begin Provided information

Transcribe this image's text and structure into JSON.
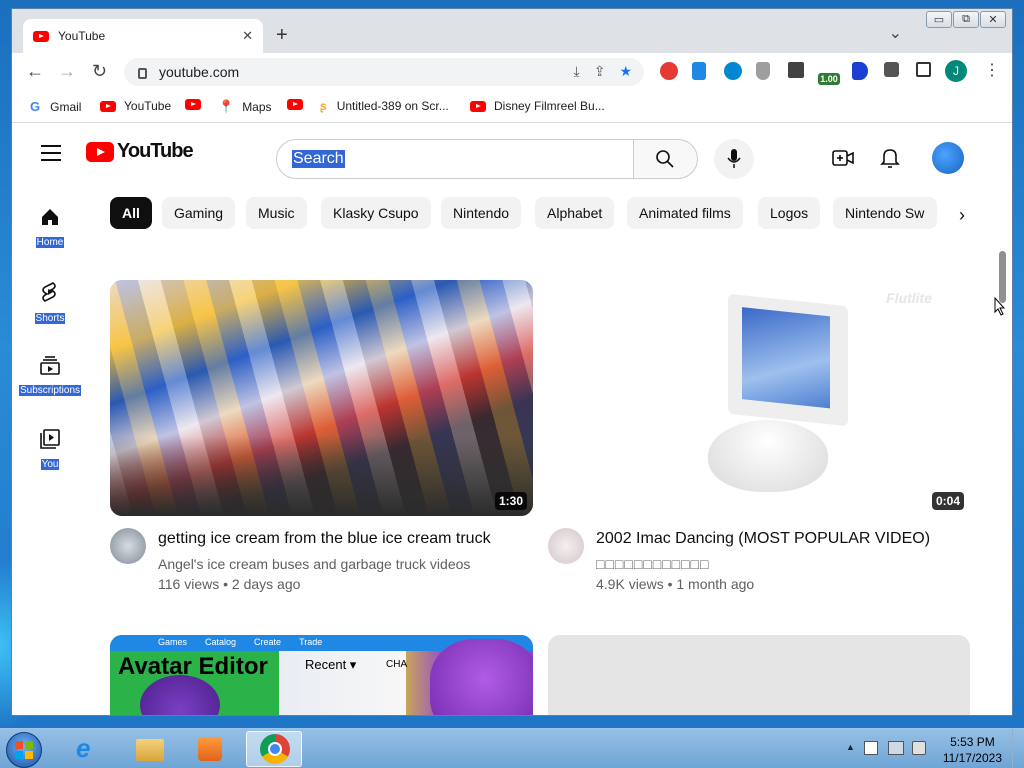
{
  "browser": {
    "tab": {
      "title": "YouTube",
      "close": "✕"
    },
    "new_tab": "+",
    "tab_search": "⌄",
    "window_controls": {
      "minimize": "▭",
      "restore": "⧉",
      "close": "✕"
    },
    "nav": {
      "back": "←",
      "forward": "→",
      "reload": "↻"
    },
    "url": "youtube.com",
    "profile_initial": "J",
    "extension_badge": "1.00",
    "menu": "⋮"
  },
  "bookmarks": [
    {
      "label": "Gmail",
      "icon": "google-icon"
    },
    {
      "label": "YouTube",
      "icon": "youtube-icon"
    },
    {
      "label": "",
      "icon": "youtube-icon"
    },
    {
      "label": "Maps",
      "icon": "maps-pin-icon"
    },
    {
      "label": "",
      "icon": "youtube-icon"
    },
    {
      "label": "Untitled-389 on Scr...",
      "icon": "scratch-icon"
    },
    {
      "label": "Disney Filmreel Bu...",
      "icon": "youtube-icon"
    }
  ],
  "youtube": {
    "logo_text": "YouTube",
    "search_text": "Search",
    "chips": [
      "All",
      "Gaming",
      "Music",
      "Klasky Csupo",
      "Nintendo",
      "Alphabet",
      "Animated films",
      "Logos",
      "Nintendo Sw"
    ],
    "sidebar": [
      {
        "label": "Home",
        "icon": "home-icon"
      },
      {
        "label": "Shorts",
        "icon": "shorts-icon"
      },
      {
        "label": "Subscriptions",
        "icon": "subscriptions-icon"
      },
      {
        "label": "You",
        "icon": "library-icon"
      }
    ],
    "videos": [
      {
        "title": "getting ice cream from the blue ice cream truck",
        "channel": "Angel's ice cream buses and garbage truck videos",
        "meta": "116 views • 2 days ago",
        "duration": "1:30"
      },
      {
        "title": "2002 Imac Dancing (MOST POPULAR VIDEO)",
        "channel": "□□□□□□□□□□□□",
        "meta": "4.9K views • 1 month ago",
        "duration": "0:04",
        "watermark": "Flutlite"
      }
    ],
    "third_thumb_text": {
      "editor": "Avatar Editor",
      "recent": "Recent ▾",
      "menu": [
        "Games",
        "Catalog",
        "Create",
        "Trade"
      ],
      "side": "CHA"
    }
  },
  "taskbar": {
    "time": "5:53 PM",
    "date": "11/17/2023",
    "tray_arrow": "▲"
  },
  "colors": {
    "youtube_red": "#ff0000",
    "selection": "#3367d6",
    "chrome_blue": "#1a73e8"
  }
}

end Provided information

Above are the records; copy every line in them that holds the word "truck".

▶ _Output of the exercise_:
        "title": "getting ice cream from the blue ice cream truck",
        "channel": "Angel's ice cream buses and garbage truck videos",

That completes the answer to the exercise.